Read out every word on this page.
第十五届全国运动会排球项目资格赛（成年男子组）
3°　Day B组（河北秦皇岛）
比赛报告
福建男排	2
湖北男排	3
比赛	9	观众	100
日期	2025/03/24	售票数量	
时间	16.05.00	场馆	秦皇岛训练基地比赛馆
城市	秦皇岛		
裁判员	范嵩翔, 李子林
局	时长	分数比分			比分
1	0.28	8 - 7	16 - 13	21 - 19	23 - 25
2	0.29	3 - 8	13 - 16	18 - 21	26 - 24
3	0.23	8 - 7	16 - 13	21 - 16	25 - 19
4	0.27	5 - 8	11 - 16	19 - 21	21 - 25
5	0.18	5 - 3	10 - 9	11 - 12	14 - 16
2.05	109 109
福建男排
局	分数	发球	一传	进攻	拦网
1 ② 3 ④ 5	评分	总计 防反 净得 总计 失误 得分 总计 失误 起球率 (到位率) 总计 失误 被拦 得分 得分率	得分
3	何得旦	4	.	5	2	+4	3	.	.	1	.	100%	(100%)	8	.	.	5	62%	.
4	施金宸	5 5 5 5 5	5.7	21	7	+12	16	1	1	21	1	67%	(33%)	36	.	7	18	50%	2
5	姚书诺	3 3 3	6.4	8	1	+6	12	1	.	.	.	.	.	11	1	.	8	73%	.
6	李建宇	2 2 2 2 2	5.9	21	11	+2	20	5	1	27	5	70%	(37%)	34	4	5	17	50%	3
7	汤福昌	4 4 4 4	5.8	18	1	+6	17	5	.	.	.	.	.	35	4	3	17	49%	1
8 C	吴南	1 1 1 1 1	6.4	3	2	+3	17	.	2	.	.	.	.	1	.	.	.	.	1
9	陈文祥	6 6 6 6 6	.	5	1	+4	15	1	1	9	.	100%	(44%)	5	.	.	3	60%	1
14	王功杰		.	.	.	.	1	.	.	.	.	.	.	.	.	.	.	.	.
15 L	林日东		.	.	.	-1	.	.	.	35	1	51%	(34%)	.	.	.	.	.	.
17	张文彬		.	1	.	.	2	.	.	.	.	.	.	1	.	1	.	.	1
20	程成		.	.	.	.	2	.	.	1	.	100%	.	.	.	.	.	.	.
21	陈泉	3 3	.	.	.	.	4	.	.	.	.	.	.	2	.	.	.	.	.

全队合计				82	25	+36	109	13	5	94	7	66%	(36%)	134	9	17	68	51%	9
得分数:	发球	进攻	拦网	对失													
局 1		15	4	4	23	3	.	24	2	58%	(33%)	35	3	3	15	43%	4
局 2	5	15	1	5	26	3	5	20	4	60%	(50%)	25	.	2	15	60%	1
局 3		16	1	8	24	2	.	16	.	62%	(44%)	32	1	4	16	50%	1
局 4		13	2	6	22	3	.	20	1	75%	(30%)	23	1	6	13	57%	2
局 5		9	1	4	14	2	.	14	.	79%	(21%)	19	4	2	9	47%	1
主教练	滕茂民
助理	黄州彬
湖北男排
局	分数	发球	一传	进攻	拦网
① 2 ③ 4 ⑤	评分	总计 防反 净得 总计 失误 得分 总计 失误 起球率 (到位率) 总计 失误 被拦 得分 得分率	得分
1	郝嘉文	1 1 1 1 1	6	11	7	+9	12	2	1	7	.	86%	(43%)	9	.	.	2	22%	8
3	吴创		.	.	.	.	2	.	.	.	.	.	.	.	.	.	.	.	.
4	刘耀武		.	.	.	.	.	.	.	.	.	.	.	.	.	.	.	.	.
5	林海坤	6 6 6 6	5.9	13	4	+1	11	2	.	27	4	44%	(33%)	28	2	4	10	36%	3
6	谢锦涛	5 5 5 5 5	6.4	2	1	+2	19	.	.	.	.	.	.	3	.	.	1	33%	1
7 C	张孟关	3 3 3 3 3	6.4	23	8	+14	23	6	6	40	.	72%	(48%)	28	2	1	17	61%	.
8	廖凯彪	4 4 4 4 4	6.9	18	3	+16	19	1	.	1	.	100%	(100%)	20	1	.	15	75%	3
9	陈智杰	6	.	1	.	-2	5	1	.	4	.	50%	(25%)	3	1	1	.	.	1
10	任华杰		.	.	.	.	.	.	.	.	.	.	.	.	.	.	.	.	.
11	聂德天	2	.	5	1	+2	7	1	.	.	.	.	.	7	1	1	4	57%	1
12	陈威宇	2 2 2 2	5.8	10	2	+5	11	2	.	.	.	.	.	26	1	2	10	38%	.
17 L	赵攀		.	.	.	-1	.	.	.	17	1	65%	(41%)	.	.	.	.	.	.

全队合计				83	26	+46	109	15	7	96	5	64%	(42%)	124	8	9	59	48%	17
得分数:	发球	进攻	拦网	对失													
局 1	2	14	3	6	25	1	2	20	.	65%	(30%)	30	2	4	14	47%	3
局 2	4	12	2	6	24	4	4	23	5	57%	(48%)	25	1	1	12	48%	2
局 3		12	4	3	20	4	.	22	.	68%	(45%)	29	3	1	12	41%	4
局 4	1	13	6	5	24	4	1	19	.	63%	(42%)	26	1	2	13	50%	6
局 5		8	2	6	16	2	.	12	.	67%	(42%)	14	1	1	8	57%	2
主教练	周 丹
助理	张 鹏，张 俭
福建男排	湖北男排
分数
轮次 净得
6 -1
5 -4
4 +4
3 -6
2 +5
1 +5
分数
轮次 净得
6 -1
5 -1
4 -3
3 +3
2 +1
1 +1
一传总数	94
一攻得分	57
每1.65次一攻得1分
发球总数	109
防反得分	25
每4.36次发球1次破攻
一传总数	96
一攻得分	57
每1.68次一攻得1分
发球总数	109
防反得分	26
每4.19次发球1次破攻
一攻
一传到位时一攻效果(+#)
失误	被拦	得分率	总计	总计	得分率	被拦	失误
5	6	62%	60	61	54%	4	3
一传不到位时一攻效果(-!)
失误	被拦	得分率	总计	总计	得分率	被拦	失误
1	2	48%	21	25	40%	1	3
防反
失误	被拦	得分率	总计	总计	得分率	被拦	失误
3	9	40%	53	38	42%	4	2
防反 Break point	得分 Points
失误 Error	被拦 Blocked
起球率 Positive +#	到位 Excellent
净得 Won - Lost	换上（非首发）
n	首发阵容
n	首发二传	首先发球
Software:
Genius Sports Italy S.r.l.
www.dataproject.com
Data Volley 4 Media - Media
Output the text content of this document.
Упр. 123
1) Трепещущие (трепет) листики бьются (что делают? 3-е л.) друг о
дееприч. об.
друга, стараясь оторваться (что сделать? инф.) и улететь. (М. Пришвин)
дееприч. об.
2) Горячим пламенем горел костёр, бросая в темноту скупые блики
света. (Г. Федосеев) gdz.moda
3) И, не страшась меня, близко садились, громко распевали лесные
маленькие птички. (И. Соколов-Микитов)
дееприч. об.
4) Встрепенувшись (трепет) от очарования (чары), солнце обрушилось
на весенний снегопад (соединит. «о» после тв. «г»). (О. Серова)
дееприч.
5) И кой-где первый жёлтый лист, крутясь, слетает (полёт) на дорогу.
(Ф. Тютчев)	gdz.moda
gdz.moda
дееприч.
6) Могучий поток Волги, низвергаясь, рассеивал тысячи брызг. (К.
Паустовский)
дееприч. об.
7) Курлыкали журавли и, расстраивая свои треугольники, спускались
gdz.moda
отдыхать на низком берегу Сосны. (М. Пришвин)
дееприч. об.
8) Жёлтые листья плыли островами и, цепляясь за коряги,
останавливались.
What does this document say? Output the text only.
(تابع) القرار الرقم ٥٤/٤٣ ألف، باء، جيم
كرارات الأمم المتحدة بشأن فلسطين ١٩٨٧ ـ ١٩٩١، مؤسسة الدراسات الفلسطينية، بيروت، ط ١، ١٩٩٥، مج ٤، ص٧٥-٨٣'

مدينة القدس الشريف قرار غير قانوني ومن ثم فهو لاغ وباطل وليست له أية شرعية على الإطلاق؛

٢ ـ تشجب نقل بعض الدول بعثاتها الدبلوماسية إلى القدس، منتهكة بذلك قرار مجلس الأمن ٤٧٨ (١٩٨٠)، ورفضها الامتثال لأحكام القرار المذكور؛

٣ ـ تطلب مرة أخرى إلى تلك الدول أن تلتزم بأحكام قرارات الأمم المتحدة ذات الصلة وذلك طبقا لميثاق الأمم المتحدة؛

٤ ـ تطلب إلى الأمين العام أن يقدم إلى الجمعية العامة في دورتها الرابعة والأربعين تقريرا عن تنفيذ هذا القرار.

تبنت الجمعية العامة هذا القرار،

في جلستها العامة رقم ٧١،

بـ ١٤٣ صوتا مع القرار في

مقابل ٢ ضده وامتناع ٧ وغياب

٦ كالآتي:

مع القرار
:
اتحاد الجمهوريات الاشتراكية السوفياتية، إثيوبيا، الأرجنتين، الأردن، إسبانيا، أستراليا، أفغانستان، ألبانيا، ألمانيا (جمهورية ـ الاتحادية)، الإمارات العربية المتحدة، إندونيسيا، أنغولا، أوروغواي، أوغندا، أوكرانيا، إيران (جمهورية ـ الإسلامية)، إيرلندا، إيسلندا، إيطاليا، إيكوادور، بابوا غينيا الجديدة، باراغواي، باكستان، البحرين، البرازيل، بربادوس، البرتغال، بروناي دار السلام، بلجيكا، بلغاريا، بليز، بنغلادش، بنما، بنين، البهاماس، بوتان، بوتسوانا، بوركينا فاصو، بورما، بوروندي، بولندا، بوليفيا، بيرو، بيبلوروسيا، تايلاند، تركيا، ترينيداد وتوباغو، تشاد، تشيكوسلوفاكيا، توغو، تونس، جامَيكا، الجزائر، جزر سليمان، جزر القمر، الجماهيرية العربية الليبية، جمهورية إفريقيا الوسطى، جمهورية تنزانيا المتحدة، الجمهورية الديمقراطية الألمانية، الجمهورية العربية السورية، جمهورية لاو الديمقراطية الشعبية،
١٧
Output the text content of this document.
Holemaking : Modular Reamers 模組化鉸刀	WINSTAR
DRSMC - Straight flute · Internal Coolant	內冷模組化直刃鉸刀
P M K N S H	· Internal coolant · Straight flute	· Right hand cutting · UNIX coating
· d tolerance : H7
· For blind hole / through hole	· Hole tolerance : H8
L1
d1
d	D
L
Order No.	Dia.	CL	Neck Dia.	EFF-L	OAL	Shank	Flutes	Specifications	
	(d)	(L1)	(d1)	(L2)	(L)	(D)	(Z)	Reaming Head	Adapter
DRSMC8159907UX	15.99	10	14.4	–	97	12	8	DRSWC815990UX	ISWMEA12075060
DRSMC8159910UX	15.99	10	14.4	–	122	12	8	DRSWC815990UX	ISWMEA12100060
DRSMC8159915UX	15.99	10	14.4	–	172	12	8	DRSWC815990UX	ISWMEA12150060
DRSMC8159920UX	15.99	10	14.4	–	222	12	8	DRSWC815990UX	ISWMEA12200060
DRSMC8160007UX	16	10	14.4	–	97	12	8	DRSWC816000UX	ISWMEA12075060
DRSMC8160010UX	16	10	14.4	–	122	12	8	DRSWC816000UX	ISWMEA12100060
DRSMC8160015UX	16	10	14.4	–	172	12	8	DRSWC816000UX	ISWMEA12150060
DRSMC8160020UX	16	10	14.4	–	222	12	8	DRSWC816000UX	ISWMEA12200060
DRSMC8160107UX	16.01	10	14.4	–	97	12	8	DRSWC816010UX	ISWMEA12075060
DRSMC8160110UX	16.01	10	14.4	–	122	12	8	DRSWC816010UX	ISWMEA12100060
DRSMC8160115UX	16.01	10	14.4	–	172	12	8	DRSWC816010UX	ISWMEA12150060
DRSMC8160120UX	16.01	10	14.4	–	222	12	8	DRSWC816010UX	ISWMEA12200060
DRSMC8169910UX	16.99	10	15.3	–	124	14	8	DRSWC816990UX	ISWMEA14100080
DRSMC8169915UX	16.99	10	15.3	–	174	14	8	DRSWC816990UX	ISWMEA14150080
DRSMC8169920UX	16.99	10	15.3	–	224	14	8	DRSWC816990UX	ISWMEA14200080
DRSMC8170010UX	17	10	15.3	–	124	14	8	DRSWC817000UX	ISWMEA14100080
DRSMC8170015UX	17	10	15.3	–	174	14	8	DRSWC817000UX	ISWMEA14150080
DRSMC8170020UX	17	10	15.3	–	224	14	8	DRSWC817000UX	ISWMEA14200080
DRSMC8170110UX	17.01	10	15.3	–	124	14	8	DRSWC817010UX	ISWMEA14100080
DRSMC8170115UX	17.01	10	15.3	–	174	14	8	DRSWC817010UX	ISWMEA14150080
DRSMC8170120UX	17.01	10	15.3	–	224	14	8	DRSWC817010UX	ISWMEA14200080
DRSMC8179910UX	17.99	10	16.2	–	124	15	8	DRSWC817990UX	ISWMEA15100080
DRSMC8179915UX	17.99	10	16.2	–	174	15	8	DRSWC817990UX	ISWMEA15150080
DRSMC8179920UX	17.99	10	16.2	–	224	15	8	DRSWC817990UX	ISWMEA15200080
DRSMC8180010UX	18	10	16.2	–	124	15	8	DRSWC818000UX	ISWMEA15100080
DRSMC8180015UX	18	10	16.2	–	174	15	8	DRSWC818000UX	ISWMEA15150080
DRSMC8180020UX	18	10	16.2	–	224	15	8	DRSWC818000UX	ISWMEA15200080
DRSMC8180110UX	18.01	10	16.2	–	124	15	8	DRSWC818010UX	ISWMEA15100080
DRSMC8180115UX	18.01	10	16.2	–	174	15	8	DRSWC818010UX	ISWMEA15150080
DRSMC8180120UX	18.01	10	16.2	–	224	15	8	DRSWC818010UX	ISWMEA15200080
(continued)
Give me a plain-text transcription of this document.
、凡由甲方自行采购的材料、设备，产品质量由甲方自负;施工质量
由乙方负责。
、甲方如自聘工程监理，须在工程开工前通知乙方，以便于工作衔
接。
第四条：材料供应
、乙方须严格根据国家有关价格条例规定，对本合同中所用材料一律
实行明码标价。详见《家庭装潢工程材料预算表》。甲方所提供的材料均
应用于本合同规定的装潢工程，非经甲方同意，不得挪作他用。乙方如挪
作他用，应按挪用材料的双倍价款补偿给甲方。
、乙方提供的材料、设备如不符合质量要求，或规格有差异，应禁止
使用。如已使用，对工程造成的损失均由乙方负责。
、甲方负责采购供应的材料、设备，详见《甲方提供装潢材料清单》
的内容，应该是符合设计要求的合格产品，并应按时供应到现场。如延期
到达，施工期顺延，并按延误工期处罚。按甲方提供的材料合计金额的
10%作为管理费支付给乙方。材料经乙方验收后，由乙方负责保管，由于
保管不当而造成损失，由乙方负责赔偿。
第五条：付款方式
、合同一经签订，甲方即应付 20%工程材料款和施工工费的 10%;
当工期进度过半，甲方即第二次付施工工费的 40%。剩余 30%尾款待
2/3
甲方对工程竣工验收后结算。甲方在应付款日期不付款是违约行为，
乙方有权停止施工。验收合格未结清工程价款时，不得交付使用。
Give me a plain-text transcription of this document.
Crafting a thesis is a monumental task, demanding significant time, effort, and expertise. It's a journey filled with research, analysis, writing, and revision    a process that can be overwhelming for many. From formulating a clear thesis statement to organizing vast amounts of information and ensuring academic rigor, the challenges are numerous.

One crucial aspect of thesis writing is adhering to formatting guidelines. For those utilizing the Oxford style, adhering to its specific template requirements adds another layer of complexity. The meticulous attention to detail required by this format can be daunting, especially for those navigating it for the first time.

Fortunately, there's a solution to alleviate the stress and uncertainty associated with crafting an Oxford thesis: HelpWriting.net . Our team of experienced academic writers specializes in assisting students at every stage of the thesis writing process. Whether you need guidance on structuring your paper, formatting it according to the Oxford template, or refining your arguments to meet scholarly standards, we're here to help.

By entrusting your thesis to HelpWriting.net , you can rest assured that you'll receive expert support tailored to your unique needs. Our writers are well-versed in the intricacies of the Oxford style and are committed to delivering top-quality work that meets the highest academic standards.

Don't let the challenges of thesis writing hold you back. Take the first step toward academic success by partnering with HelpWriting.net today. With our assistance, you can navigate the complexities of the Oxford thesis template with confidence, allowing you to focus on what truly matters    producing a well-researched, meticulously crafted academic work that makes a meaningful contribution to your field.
========
» **Your goal**
In the entries above, find every line holding the word "трепет" and copy it out.

» **Response**
1) Трепещущие (трепет) листики бьются (что делают? 3-е л.) друг о
4) Встрепенувшись (трепет) от очарования (чары), солнце обрушилось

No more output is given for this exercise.